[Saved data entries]
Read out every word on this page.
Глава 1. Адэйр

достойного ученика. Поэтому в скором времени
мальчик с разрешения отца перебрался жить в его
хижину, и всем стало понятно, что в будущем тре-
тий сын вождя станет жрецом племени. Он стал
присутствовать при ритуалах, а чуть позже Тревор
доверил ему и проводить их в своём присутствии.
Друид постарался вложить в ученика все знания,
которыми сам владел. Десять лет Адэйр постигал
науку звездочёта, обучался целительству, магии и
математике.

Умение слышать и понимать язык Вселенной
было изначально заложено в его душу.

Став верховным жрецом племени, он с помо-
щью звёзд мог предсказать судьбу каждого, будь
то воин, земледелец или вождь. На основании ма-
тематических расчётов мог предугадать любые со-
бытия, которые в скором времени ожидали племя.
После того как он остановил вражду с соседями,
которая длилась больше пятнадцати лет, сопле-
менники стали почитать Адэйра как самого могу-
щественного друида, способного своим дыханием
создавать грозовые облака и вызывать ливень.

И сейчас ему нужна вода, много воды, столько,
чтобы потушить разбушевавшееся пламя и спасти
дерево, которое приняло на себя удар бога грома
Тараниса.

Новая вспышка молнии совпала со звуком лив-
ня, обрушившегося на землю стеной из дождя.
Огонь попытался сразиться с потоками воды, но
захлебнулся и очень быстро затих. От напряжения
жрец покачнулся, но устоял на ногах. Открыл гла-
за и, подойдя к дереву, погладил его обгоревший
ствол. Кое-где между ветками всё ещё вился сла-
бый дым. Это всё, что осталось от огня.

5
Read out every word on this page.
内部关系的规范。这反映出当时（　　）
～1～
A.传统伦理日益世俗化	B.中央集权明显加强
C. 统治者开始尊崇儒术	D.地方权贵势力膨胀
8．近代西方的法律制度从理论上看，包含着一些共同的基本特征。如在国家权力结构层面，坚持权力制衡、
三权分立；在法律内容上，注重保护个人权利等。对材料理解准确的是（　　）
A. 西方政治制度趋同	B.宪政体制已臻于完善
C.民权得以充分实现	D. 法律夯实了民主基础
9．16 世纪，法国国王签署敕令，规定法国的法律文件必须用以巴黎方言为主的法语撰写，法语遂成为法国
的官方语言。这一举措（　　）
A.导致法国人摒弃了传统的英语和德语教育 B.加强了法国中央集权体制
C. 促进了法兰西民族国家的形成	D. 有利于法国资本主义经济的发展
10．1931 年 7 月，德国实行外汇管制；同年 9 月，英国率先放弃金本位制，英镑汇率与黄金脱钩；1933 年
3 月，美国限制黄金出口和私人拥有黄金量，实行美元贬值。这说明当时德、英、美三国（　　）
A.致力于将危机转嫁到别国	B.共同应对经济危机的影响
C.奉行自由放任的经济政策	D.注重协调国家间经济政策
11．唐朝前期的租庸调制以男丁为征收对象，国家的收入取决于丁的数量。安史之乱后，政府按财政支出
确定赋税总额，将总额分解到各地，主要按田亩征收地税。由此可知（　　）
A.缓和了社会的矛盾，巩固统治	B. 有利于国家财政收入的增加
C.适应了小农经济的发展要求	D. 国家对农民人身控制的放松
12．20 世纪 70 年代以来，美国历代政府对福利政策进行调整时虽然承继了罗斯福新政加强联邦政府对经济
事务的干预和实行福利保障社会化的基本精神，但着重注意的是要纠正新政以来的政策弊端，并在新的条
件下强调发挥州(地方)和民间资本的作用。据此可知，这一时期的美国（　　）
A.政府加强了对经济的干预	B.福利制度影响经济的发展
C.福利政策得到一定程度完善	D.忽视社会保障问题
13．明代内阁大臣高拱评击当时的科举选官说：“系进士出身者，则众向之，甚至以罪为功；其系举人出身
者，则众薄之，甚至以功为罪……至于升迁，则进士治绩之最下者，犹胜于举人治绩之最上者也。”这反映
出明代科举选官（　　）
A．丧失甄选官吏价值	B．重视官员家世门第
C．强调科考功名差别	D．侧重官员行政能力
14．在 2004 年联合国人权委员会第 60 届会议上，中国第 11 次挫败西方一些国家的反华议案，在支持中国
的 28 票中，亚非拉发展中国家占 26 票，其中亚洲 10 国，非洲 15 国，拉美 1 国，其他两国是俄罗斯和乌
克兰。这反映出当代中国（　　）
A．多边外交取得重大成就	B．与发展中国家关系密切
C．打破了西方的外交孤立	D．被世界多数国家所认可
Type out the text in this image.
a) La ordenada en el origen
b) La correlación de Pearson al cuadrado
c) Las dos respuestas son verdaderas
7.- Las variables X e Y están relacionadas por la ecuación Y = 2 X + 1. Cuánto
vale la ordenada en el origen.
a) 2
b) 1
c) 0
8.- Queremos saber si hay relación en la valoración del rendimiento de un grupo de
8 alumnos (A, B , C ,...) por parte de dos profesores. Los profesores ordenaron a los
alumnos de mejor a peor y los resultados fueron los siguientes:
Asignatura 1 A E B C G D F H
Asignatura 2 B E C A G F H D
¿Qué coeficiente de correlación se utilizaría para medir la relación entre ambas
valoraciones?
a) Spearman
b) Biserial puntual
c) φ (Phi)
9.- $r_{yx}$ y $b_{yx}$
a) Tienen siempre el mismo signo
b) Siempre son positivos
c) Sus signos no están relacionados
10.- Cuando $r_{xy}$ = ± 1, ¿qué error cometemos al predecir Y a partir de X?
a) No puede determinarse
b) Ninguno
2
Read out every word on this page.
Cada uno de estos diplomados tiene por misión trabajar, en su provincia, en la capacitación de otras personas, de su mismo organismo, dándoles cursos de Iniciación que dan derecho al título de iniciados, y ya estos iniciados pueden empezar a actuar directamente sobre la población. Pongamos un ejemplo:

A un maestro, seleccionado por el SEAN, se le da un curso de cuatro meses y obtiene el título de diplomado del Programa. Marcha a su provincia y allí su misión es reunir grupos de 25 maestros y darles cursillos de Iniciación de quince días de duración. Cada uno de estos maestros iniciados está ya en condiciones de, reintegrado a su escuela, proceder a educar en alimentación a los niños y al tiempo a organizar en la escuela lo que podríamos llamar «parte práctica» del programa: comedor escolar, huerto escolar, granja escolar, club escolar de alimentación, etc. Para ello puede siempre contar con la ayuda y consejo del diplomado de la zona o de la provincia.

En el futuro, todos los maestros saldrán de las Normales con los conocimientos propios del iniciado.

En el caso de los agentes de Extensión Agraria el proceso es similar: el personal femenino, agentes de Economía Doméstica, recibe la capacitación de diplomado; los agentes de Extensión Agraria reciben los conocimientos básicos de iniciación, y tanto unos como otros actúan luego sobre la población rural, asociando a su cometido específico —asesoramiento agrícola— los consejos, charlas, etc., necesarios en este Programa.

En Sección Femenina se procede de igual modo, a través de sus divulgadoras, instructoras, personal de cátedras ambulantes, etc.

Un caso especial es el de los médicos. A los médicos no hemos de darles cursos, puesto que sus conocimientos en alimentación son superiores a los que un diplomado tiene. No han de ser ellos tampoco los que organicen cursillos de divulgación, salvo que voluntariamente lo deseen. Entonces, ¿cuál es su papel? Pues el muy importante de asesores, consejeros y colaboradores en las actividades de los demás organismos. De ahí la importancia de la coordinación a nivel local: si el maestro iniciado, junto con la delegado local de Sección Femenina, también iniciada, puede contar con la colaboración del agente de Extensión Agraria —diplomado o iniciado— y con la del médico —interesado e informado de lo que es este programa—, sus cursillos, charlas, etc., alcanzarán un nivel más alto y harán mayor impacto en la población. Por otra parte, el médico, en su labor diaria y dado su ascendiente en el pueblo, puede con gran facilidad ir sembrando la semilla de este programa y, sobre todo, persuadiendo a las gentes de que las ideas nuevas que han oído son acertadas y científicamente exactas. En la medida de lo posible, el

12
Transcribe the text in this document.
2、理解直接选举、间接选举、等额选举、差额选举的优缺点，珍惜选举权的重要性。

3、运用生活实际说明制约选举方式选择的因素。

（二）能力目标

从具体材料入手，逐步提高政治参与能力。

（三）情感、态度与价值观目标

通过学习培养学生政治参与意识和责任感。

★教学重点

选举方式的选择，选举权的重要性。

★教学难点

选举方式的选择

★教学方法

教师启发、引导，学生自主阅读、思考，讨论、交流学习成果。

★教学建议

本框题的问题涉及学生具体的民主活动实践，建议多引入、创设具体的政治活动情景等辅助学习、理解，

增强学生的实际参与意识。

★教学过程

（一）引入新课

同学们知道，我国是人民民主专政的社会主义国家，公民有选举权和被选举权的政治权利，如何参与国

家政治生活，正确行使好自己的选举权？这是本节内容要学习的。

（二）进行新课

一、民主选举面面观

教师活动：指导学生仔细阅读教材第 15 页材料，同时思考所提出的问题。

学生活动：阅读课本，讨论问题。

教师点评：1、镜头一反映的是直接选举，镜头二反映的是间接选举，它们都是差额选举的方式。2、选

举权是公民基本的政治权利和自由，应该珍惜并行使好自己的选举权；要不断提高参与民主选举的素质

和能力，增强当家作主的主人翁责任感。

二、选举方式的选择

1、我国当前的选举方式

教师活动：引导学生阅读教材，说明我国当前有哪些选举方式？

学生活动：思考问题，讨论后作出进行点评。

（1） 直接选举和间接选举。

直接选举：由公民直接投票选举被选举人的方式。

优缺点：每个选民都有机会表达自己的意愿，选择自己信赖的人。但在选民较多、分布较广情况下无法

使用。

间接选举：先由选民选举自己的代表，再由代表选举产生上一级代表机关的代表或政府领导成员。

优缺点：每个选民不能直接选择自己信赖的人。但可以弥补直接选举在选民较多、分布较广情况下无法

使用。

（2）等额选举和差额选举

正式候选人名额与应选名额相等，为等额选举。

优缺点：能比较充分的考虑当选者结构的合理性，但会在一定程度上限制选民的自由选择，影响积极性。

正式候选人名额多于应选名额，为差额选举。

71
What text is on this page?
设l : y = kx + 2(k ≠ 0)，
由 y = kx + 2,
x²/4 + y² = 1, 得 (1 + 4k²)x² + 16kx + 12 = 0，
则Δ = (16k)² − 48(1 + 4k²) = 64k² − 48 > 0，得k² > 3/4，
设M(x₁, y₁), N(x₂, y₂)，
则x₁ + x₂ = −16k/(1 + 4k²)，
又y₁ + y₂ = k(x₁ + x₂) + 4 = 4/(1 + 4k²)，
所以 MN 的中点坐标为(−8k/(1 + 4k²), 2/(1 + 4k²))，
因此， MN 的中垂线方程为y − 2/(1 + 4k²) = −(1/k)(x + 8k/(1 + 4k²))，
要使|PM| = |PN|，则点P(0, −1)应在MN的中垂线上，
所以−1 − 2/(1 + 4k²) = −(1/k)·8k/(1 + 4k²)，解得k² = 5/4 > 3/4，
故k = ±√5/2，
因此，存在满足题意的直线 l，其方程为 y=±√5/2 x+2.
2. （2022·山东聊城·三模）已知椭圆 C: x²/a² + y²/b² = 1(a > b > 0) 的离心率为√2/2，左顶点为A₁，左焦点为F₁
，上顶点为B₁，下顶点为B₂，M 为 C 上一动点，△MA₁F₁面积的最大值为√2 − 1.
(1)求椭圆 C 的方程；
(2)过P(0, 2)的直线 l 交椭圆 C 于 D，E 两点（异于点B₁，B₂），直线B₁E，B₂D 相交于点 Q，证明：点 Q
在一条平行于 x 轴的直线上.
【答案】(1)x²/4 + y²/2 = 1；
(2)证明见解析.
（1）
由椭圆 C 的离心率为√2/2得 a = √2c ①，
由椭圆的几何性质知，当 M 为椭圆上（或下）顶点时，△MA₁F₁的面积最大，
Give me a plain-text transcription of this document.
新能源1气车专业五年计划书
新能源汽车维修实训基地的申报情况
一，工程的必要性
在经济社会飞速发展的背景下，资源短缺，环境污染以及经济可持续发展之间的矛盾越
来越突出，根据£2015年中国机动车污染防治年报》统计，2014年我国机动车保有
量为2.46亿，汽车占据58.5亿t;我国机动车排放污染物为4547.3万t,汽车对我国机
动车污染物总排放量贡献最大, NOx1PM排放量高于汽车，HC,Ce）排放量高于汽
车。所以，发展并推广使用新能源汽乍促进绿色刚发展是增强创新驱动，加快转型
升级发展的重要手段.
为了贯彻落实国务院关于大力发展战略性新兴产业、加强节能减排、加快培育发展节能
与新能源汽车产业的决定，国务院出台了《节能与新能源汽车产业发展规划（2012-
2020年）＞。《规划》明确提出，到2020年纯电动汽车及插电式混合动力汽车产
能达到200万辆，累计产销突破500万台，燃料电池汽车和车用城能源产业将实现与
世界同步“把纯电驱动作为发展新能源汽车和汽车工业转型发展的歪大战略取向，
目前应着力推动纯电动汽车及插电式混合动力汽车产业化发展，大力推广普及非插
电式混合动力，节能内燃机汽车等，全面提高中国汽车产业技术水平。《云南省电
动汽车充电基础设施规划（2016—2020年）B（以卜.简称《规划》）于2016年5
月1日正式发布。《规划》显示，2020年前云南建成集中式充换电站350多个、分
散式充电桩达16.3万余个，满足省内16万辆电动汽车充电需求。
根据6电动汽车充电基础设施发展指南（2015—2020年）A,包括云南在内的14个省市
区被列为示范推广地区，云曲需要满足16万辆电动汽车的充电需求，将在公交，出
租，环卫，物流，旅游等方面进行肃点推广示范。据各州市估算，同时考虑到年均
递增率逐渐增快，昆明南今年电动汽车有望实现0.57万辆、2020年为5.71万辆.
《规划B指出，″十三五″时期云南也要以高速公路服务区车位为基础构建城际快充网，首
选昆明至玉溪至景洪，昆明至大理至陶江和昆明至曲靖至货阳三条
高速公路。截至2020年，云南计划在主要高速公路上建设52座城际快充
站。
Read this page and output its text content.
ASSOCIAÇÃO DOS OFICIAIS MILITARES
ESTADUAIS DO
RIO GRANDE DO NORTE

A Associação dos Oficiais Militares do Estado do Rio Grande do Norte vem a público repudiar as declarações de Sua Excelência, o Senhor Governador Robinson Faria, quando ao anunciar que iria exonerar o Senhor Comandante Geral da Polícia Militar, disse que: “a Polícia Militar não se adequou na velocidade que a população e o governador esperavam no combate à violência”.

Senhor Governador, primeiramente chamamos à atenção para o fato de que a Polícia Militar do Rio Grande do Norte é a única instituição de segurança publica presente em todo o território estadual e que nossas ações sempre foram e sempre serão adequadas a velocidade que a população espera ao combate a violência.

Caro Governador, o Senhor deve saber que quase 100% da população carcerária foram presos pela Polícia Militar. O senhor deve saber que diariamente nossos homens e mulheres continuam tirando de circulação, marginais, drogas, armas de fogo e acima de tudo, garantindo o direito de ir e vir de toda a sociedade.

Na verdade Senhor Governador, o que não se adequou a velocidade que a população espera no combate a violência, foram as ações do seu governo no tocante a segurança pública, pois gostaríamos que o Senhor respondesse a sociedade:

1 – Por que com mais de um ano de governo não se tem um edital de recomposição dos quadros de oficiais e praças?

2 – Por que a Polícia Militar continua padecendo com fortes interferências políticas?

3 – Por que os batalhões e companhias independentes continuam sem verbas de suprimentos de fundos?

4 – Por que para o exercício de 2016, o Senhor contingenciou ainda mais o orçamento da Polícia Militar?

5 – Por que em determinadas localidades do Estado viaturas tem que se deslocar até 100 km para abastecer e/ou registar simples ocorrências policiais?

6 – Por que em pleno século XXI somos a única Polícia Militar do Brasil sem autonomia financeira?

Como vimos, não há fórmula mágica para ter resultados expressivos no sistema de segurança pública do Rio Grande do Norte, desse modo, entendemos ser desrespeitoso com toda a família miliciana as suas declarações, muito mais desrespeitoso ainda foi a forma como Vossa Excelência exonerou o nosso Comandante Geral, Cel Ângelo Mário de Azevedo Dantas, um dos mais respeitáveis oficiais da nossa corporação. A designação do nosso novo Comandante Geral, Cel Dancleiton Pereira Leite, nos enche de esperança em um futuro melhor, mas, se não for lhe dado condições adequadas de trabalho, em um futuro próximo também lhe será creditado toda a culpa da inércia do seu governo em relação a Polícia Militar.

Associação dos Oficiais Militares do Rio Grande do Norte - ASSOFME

[Requirement] Which lines above contain the word "скором"? Copy each of them.

[Reply]
достойного ученика. Поэтому в скором времени
бытия, которые в скором времени ожидали племя.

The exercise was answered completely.